> _Text to read_:
------------------------------------------------------------------------
- Host city: Kingston, Ontario
- Arena: Jock Harty Arena
- Dates: February 7-12
- Attendance: 18,500
- Winner: Team Werenich
- Curling club: Avonlea Curling Club, Don Mills, Ontario
- Skip: Ed Werenich
- Third: John Kawaja
- Second: Pat Perroud
- Lead: Neil Harrison
- Finalist: Russ Howard (Penetanguishene)

= 1995 Ontario Tankard =

The 1995 Ontario Tankard, (known as the Labatt Tankard for sponsorship reasons) the southern Ontario men's provincial curling championship was held February 7-12 at the Jock Harty Arena in Kingston, Ontario. The winning rink of Ed Werenich, John Kawaja, Pat Perroud and Neil Harrison from the Avonlea Curling Club would go on to represent Ontario at the 1995 Labatt Brier in Halifax, Nova Scotia.

In the final, Ed Werenich's rink from the Avonlea Club in Metro Toronto defeated future Olympic gold medallist Russ Howard of Penetanguishene, 9–8, ending Howard's four straight Tankard winning streak. Howard had the advantage early in the game after scoring a four-ender in the fourth to lead 6–2. Team Wereinch rallied by getting two in the fifth, and stole one in the sixth, to trail 6–5. In the seventh, Werenich made a perfect freeze on his last, forcing Howard to a draw to the four foot to take a 7–5 lead. Werenich tied the game with a deuce in the eighth. In the ninth, Werenich made a crucial hit and roll behind cover against two Howard stones on his last rock. Howard then had to draw to the four foot, which he was heavy on, losing the point on a measurement, putting Werenich ahead 8–7. In the tenth, Howard drew to the four foot to score a single point with just 10 seconds left on his time clock, to put the game into an extra end. In the extra, the Werenich rink kept the free guard zone clear, thanks to a split by lead Neil Harrison. However, third John Kawaja missed his clearing attempt, allowing Howard a chance to go around a guard. Howard couldn't quite bury his rock though, allowing Werenich a hit and stay to win the game which he made. The game was played in front of 2,500 fans in attendance.
------------------------------------------------------------------------
> _Collected data_:
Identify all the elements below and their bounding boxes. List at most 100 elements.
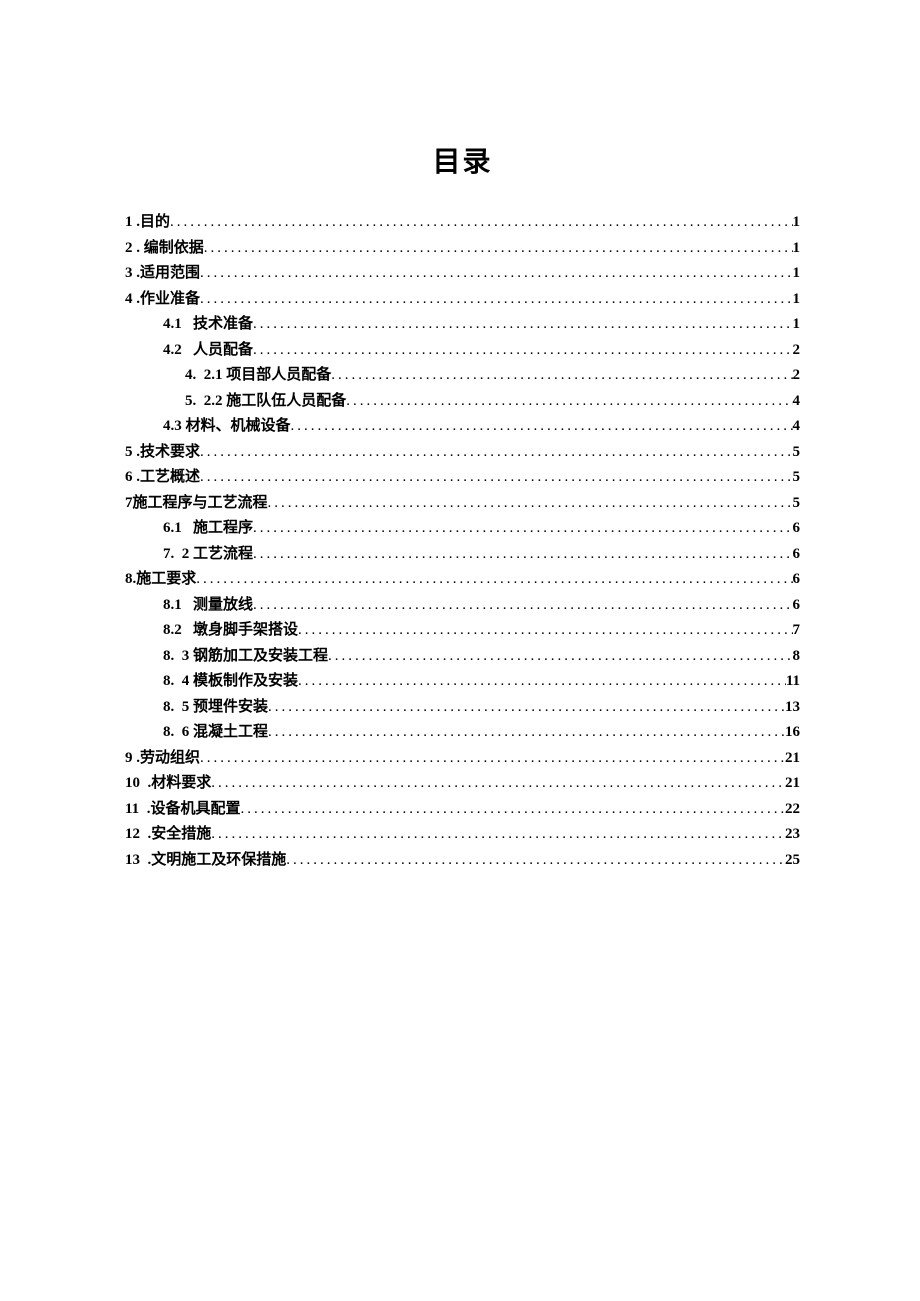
------------------------------------------------------------------------
> _Stated goal_:
Reproduce the passage of the curling championship text that begins with "- Host city: Kingston, Ontario" and ends with "Russ Howard (Penetanguishene)", word for word. Nothing in the listing matters here.

> _Response to the task_:
- Host city: Kingston, Ontario
- Arena: Jock Harty Arena
- Dates: February 7-12
- Attendance: 18,500
- Winner: Team Werenich
- Curling club: Avonlea Curling Club, Don Mills, Ontario
- Skip: Ed Werenich
- Third: John Kawaja
- Second: Pat Perroud
- Lead: Neil Harrison
- Finalist: Russ Howard (Penetanguishene)